> **Exercise brief**: Quote the whole listing exactly. Leave the pictures out of your copy.

> **Rows from a dataset**:
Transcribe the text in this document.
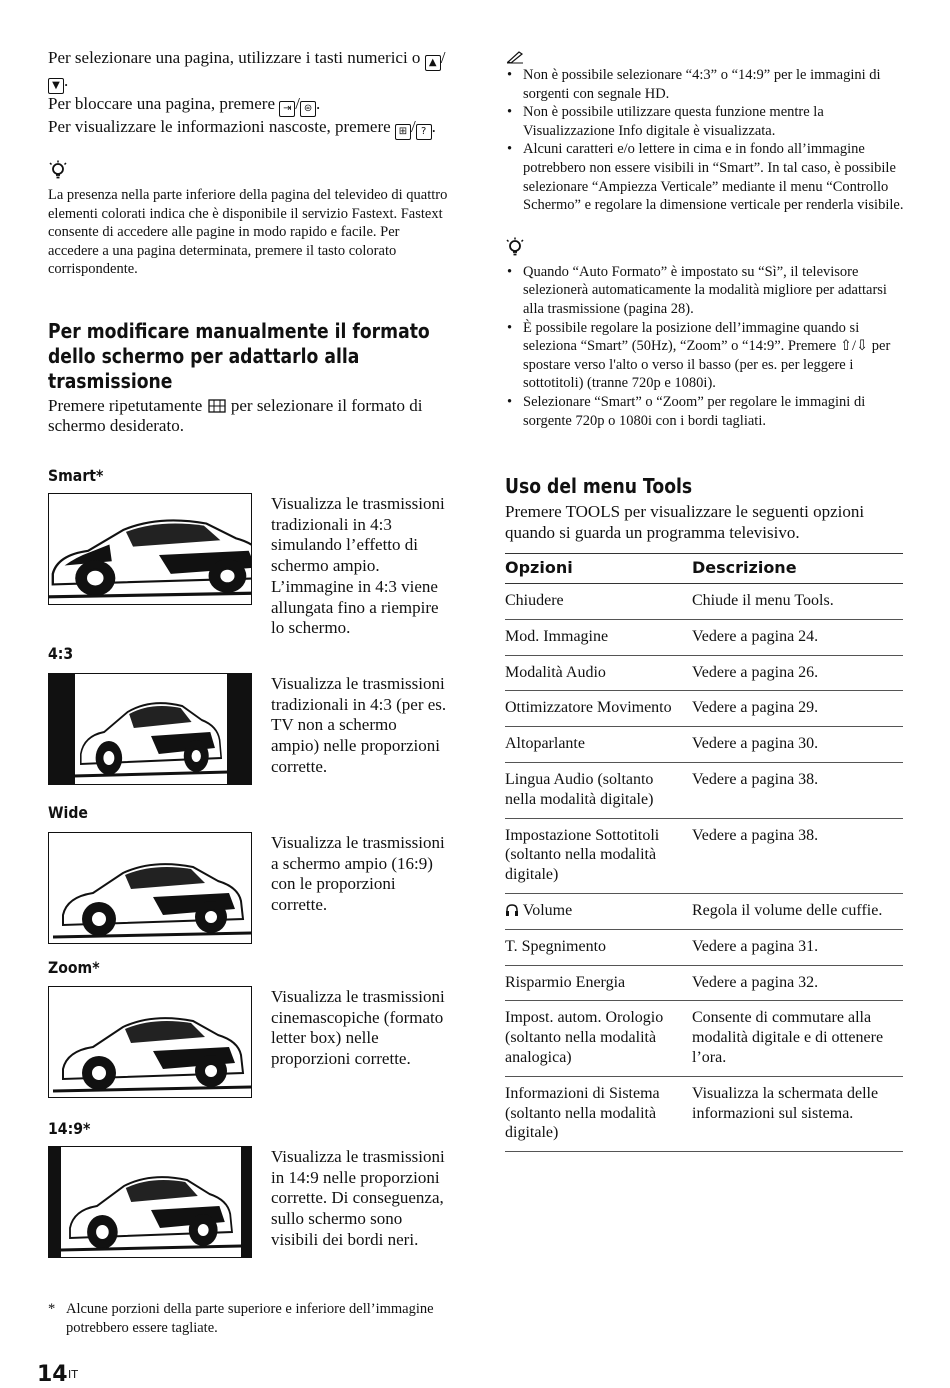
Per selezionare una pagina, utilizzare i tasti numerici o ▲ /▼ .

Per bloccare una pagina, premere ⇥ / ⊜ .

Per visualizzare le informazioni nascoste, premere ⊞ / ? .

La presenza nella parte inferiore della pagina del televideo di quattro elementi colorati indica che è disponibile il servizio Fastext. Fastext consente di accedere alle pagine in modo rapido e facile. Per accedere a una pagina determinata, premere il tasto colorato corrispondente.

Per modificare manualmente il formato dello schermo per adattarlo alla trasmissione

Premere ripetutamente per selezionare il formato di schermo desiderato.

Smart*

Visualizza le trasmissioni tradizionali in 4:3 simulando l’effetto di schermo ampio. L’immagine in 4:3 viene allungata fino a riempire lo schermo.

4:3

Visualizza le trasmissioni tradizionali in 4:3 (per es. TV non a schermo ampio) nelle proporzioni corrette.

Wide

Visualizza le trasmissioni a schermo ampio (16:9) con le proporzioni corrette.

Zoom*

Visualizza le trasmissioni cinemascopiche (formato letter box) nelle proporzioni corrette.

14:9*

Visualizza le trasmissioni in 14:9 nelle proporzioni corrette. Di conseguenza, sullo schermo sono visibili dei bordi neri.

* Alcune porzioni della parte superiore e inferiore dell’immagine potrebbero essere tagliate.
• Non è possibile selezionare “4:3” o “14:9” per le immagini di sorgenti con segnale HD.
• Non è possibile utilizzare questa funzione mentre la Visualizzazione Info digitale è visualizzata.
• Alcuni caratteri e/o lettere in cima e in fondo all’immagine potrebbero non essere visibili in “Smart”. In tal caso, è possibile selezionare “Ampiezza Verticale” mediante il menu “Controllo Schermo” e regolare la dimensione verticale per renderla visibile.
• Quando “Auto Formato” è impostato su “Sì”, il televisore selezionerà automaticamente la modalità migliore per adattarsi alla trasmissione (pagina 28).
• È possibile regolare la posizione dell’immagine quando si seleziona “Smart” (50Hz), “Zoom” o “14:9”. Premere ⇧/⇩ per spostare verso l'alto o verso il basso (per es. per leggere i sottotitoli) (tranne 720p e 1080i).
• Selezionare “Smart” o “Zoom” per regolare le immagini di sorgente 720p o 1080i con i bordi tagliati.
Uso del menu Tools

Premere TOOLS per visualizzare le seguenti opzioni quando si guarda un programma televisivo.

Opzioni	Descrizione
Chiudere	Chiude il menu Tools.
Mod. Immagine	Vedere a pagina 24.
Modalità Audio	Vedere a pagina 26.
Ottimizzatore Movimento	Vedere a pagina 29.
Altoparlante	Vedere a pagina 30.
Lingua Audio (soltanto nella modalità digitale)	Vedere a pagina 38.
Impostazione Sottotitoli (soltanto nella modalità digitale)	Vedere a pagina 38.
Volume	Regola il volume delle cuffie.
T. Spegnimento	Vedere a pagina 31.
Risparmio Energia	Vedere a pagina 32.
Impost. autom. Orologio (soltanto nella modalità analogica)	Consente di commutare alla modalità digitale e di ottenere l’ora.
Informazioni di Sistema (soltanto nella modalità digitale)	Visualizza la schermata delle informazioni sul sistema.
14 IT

> **Task output**:
Transcribe the text in this document.
Per selezionare una pagina, utilizzare i tasti numerici o ▲ /▼ .

Per bloccare una pagina, premere ⇥ / ⊜ .

Per visualizzare le informazioni nascoste, premere ⊞ / ? .

La presenza nella parte inferiore della pagina del televideo di quattro elementi colorati indica che è disponibile il servizio Fastext. Fastext consente di accedere alle pagine in modo rapido e facile. Per accedere a una pagina determinata, premere il tasto colorato corrispondente.

Per modificare manualmente il formato dello schermo per adattarlo alla trasmissione

Premere ripetutamente per selezionare il formato di schermo desiderato.

Smart*

Visualizza le trasmissioni tradizionali in 4:3 simulando l’effetto di schermo ampio. L’immagine in 4:3 viene allungata fino a riempire lo schermo.

4:3

Visualizza le trasmissioni tradizionali in 4:3 (per es. TV non a schermo ampio) nelle proporzioni corrette.

Wide

Visualizza le trasmissioni a schermo ampio (16:9) con le proporzioni corrette.

Zoom*

Visualizza le trasmissioni cinemascopiche (formato letter box) nelle proporzioni corrette.

14:9*

Visualizza le trasmissioni in 14:9 nelle proporzioni corrette. Di conseguenza, sullo schermo sono visibili dei bordi neri.

* Alcune porzioni della parte superiore e inferiore dell’immagine potrebbero essere tagliate.
• Non è possibile selezionare “4:3” o “14:9” per le immagini di sorgenti con segnale HD.
• Non è possibile utilizzare questa funzione mentre la Visualizzazione Info digitale è visualizzata.
• Alcuni caratteri e/o lettere in cima e in fondo all’immagine potrebbero non essere visibili in “Smart”. In tal caso, è possibile selezionare “Ampiezza Verticale” mediante il menu “Controllo Schermo” e regolare la dimensione verticale per renderla visibile.
• Quando “Auto Formato” è impostato su “Sì”, il televisore selezionerà automaticamente la modalità migliore per adattarsi alla trasmissione (pagina 28).
• È possibile regolare la posizione dell’immagine quando si seleziona “Smart” (50Hz), “Zoom” o “14:9”. Premere ⇧/⇩ per spostare verso l'alto o verso il basso (per es. per leggere i sottotitoli) (tranne 720p e 1080i).
• Selezionare “Smart” o “Zoom” per regolare le immagini di sorgente 720p o 1080i con i bordi tagliati.
Uso del menu Tools

Premere TOOLS per visualizzare le seguenti opzioni quando si guarda un programma televisivo.

Opzioni	Descrizione
Chiudere	Chiude il menu Tools.
Mod. Immagine	Vedere a pagina 24.
Modalità Audio	Vedere a pagina 26.
Ottimizzatore Movimento	Vedere a pagina 29.
Altoparlante	Vedere a pagina 30.
Lingua Audio (soltanto nella modalità digitale)	Vedere a pagina 38.
Impostazione Sottotitoli (soltanto nella modalità digitale)	Vedere a pagina 38.
Volume	Regola il volume delle cuffie.
T. Spegnimento	Vedere a pagina 31.
Risparmio Energia	Vedere a pagina 32.
Impost. autom. Orologio (soltanto nella modalità analogica)	Consente di commutare alla modalità digitale e di ottenere l’ora.
Informazioni di Sistema (soltanto nella modalità digitale)	Visualizza la schermata delle informazioni sul sistema.
14 IT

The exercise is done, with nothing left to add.